**Extract:**
Fish and Wildlife officers — now Conservation Officers — have found that no clear boundaries exist in law enforcement when it comes to “who does what crime.” Individuals inclined to commit wildlife and fisheries offences are apt to commit other crimes as well. This fact was fundamental in having amendments made to Special Constable appointments held by Fish and Wildlife Officers several years ago. The added reference to violations of the Criminal Code now afford both authority and protection to Conservation Officers encountering criminal activity of any kind while in the execution of their duty. This ability has also acted in support of inter-agency law enforcement co-operation.

An investigation initiated by Barrhead Conservation Officers Watson and McKee in 1997 involving this type of co-operation led to the prosecution of an individual in that area involved in what was referred to by RCMP drug investigators as “ of the largest and most sophisticated hydroponics operations” they had encountered in Alberta to that date.

The investigation began on October 21 of that year, when a report was received at the Barrhead Natural Resources Service (NRS) office alleging illegal hunting may have occurred in that district. The caller reported seeing blood in a field and on a highway and drag marks suggesting that an animal had been shot in the field and loaded onto a vehicle. Rifle season did not open in that particular area until the first of November. Officer Watson arrived at the location at approximately 5:30 p.m. that evening. He found the site as described and also what appeared to be deer hair. While examining the scene for further evidence a black pick-up truck stopped on the highway and the driver got out and approached him. This person, Timothy Obrigewitch, was the owner of the property and had just purchased it in May. In the discussion that followed, Officer Watson explained the purpose of his presence on the property and attempted to determine whether or not Obrigewitch had any knowledge of an animal being killed. He denied any such knowledge. When returning to the vehicles parked on the road, Officer Watson observed what appeared to be blood in the back of the black pick-up. Obrigewitch stated that the blood was from “their moose” and that the animal was killed by a status Indian whom he had helped by delivering the carcass to a butcher shop.

**Parts of the exercise:**
[a] In the Barrhead investigation account above, when did rifle season open in the area where the blood was reported?
[b] Write the next part of the Barrhead investigation account, picking up right after its final sentence.

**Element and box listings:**
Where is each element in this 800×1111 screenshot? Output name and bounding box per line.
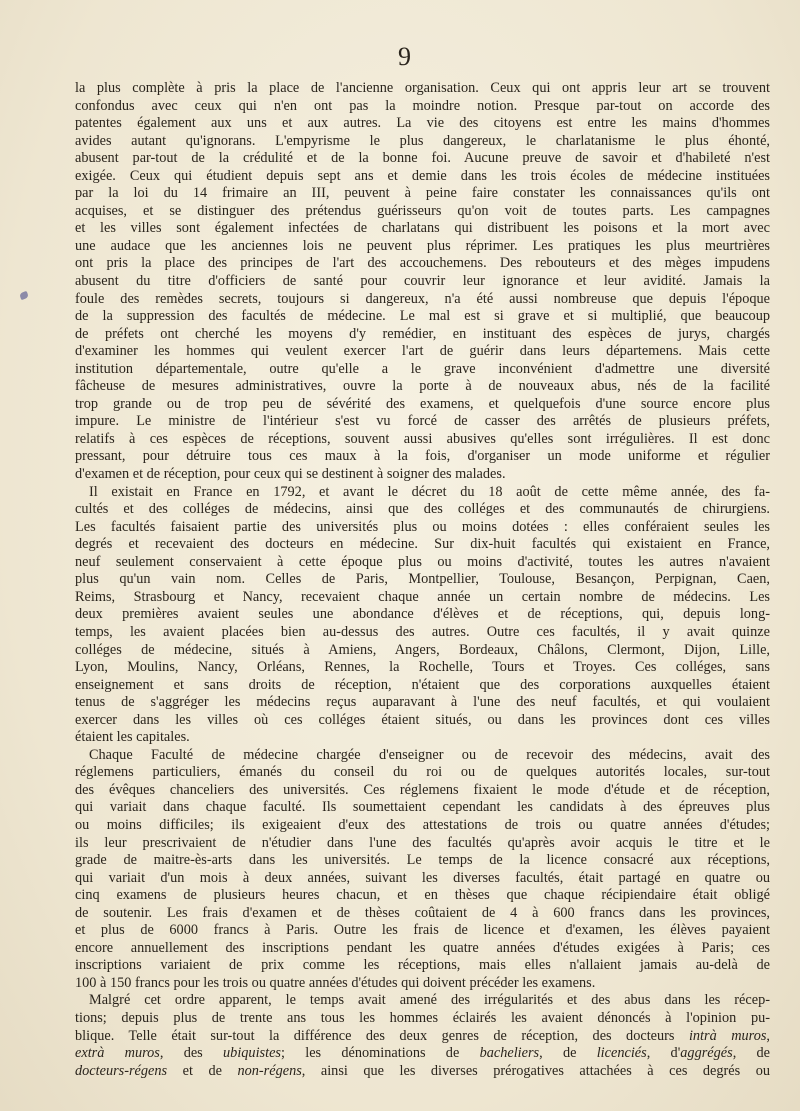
text-line — [75, 431, 770, 449]
text-line — [75, 291, 770, 309]
text-line — [75, 642, 770, 660]
text-line — [75, 1028, 770, 1046]
text-line — [75, 677, 770, 695]
text-line — [75, 168, 770, 186]
italic-term: docteurs-régens — [75, 1062, 168, 1079]
text-line — [75, 98, 770, 116]
text-segment: d'examiner les hommes qui veulent exercer l'art de guérir dans leurs départemens. Mais cette — [75, 343, 770, 360]
text-line — [75, 150, 770, 168]
text-segment: impure. Le ministre de l'intérieur s'est vu forcé de casser des arrêtés de plusieurs préfets, — [75, 413, 770, 430]
text-line — [75, 396, 770, 414]
text-segment: colléges de médecine, situés à Amiens, Angers, Bordeaux, Châlons, Clermont, Dijon, Lille, — [75, 641, 770, 658]
text-line — [75, 413, 770, 431]
text-line — [75, 852, 770, 870]
text-line — [75, 589, 770, 607]
text-segment: relatifs à ces espèces de réceptions, souvent aussi abusives qu'elles sont irrégulières. Il est donc — [75, 430, 770, 447]
italic-term: bacheliers — [479, 1045, 540, 1062]
page-number: 9 — [398, 42, 411, 71]
text-segment: et les villes sont également infectées de charlatans qui distribuent les poisons et la mort avec — [75, 220, 770, 237]
text-segment: étaient les capitales. — [75, 729, 190, 746]
text-line — [75, 782, 770, 800]
text-segment: deux premières avaient seules une abondance d'élèves et de réceptions, qui, depuis long- — [75, 606, 770, 623]
text-segment: des évêques chanceliers des universités. Ces réglemens fixaient le mode d'étude et de réception, — [75, 781, 770, 798]
text-line — [75, 992, 770, 1010]
text-line — [75, 940, 770, 958]
text-line — [75, 448, 770, 466]
text-segment: confondus avec ceux qui n'en ont pas la moindre notion. Presque par-tout on accorde des — [75, 97, 770, 114]
text-line — [75, 922, 770, 940]
text-segment: , de — [732, 1045, 770, 1062]
italic-term: licenciés — [596, 1045, 647, 1062]
text-line — [75, 764, 770, 782]
text-line — [75, 466, 770, 484]
body-text — [75, 80, 770, 1080]
text-segment: par la loi du 14 frimaire an III, peuvent à peine faire constater les connaissances qu'ils ont — [75, 185, 770, 202]
margin-ink-mark — [19, 291, 29, 300]
text-segment: 100 à 150 francs pour les trois ou quatre années d'études qui doivent précéder les examens. — [75, 974, 596, 991]
text-segment: de préfets ont cherché les moyens d'y remédier, en instituant des espèces de jurys, chargés — [75, 325, 770, 342]
text-line — [75, 220, 770, 238]
text-segment: Les facultés faisaient partie des universités plus ou moins dotées : elles conféraient seules les — [75, 518, 770, 535]
text-line — [75, 1063, 770, 1081]
text-line — [75, 694, 770, 712]
text-line — [75, 238, 770, 256]
text-segment: d'examen et de réception, pour ceux qui se destinent à soigner des malades. — [75, 466, 506, 483]
text-segment: qui variait d'un mois à deux années, suivant les diverses facultés, était partagé en quatre ou — [75, 869, 770, 886]
text-line — [75, 712, 770, 730]
text-line — [75, 817, 770, 835]
text-line — [75, 1010, 770, 1028]
text-line — [75, 185, 770, 203]
text-line — [75, 905, 770, 923]
text-line — [75, 606, 770, 624]
text-segment: qui variait dans chaque faculté. Ils soumettaient cependant les candidats à des épreuves plus — [75, 799, 770, 816]
text-line — [75, 378, 770, 396]
text-line — [75, 747, 770, 765]
text-line — [75, 957, 770, 975]
text-line — [75, 887, 770, 905]
text-segment: cinq examens de plusieurs heures chacun, et en thèses que chaque récipiendaire était obligé — [75, 887, 770, 904]
text-segment: encore annuellement des inscriptions pendant les quatre années d'études exigées à Paris; ces — [75, 939, 770, 956]
text-segment: foule des remèdes secrets, toujours si dangereux, n'a été aussi nombreuse que depuis l'époque — [75, 290, 770, 307]
text-line — [75, 1045, 770, 1063]
text-line — [75, 554, 770, 572]
text-segment: exigée. Ceux qui étudient depuis sept ans et demie dans les trois écoles de médecine instituées — [75, 167, 770, 184]
italic-term: non-régens — [237, 1062, 302, 1079]
text-line — [75, 571, 770, 589]
italic-term: aggrégés — [680, 1045, 733, 1062]
italic-term: extrà muros — [75, 1045, 160, 1062]
italic-term: intrà muros — [688, 1027, 767, 1044]
text-segment: abusent du titre d'officiers de santé pour couvrir leur ignorance et leur avidité. Jamais la — [75, 273, 770, 290]
text-line — [75, 799, 770, 817]
text-line — [75, 115, 770, 133]
text-segment: de soutenir. Les frais d'examen et de thèses coûtaient de 4 à 600 francs dans les provinces, — [75, 904, 770, 921]
text-line — [75, 484, 770, 502]
text-segment: temps, les avaient placées bien au-dessus des autres. Outre ces facultés, il y avait quinze — [75, 623, 770, 640]
text-segment: la plus complète à pris la place de l'ancienne organisation. Ceux qui ont appris leur art se trouvent — [75, 80, 770, 96]
text-segment: fâcheuse de mesures administratives, ouvre la porte à de nouveaux abus, nés de la facilité — [75, 378, 770, 395]
text-line — [75, 624, 770, 642]
text-segment: ; les dénominations de — [281, 1045, 480, 1062]
text-segment: inscriptions variaient de prix comme les réceptions, mais elles n'allaient jamais au-delà de — [75, 957, 770, 974]
text-line — [75, 519, 770, 537]
text-segment: , de — [539, 1045, 597, 1062]
text-segment: Chaque Faculté de médecine chargée d'enseigner ou de recevoir des médecins, avait des — [89, 746, 770, 763]
text-segment: institution départementale, outre qu'elle a le grave inconvénient d'admettre une diversité — [75, 360, 770, 377]
italic-term: ubiquistes — [223, 1045, 281, 1062]
text-segment: acquises, et se distinguer des prétendus guérisseurs qu'on voit de toutes parts. Les campagnes — [75, 202, 770, 219]
text-segment: avides autant qu'ignorans. L'empyrisme le plus dangereux, le charlatanisme le plus éhonté, — [75, 132, 770, 149]
text-line — [75, 133, 770, 151]
text-line — [75, 501, 770, 519]
text-segment: Malgré cet ordre apparent, le temps avait amené des irrégularités et des abus dans les récep- — [89, 992, 770, 1009]
text-line — [75, 975, 770, 993]
text-line — [75, 308, 770, 326]
text-line — [75, 835, 770, 853]
text-line — [75, 343, 770, 361]
text-line — [75, 80, 770, 98]
text-segment: patentes également aux uns et aux autres. La vie des citoyens est entre les mains d'hommes — [75, 115, 770, 132]
text-segment: , — [766, 1027, 770, 1044]
text-segment: cultés et des colléges de médecins, ainsi que des colléges et des communautés de chirurgiens. — [75, 501, 770, 518]
text-segment: , ainsi que les diverses prérogatives attachées à ces degrés ou — [301, 1062, 770, 1079]
text-segment: Il existait en France en 1792, et avant le décret du 18 août de cette même année, des fa- — [89, 483, 770, 500]
text-line — [75, 870, 770, 888]
text-segment: abusent par-tout de la crédulité et de la bonne foi. Aucune preuve de savoir et d'habileté n'est — [75, 150, 770, 167]
text-line — [75, 326, 770, 344]
text-segment: de la suppression des facultés de médecine. Le mal est si grave et si multiplié, que beaucoup — [75, 308, 770, 325]
text-segment: grade de maitre-ès-arts dans les universités. Le temps de la licence consacré aux réceptions, — [75, 852, 770, 869]
text-line — [75, 203, 770, 221]
text-segment: et plus de 6000 francs à Paris. Outre les frais de licence et d'examen, les élèves payaient — [75, 922, 770, 939]
text-segment: , des — [159, 1045, 224, 1062]
text-line — [75, 361, 770, 379]
text-segment: ou moins difficiles; ils exigeaient d'eux des attestations de trois ou quatre années d'études; — [75, 816, 770, 833]
text-segment: , d' — [646, 1045, 681, 1062]
text-segment: degrés et recevaient des docteurs en médecine. Sur dix-huit facultés qui existaient en France, — [75, 536, 770, 553]
text-segment: pressant, pour détruire tous ces maux à la fois, d'organiser un mode uniforme et régulier — [75, 448, 770, 465]
text-line — [75, 536, 770, 554]
text-segment: Lyon, Moulins, Nancy, Orléans, Rennes, la Rochelle, Tours et Troyes. Ces colléges, sans — [75, 659, 770, 676]
text-segment: Reims, Strasbourg et Nancy, recevaient chaque année un certain nombre de médecins. Les — [75, 588, 770, 605]
text-segment: neuf seulement conservaient à cette époque plus ou moins d'activité, toutes les autres n'avaient — [75, 553, 770, 570]
text-segment: tions; depuis plus de trente ans tous les hommes éclairés les avaient dénoncés à l'opinion pu- — [75, 1009, 770, 1026]
text-segment: trop grande ou de trop peu de sévérité des examens, et quelquefois d'une source encore plus — [75, 395, 770, 412]
text-segment: et de — [167, 1062, 238, 1079]
text-line — [75, 273, 770, 291]
text-segment: ils leur prescrivaient de n'étudier dans l'une des facultés qu'après avoir acquis le titre et le — [75, 834, 770, 851]
text-segment: exercer dans les villes où ces colléges étaient situés, ou dans les provinces dont ces villes — [75, 711, 770, 728]
text-line — [75, 255, 770, 273]
text-segment: enseignement et sans droits de réception, n'étaient que des corporations auxquelles étaient — [75, 676, 770, 693]
text-segment: une audace que les anciennes lois ne peuvent plus réprimer. Les pratiques les plus meurtrières — [75, 237, 770, 254]
text-segment: ont pris la place des principes de l'art des accouchemens. Des rebouteurs et des mèges impudens — [75, 255, 770, 272]
text-line — [75, 659, 770, 677]
text-segment: réglemens particuliers, émanés du conseil du roi ou de quelques autorités locales, sur-tout — [75, 764, 770, 781]
text-segment: blique. Telle était sur-tout la différence des deux genres de réception, des docteurs — [75, 1027, 689, 1044]
text-segment: tenus de s'aggréger les médecins reçus auparavant à l'une des neuf facultés, et qui voulaient — [75, 694, 770, 711]
text-segment: plus qu'un vain nom. Celles de Paris, Montpellier, Toulouse, Besançon, Perpignan, Caen, — [75, 571, 770, 588]
text-line — [75, 729, 770, 747]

**Task answers:**
[a] On the first of November.

[b]
Officer Watson returned with Obrigewitch to the farmyard where he was given verbal consent to conduct a search without warrant of the yard and outbuildings for any evidence of illegal wildlife. Together they walked around the property and looked into some of the out buildings. However, it quickly became apparent to Officer Watson that Obrigewitch did not wish to have him look into a large, recently constructed building referred to as a “pig barn.” While in the vicinity of this building he noticed two, large gasoline-powered electric generators, one partially sunk into the ground. The barn was padlocked and according to Obrigewitch, the only key for the lock was with his father-in-law and he was not present. He volunteered to attempt to reach his father-in-law by phone but after several apparent attempts advised Officer Watson he was unable to do so at the time. Unable to gain voluntary access to the building and not in possession of a warrant to search, Officer Watson left the yard and took up a position a short distance away waiting to intercept any vehicle in the event Obrigewitch attempted to remove the suspected wildlife from the property. No such activity occurred and after approximately one hour he returned to Barrhead.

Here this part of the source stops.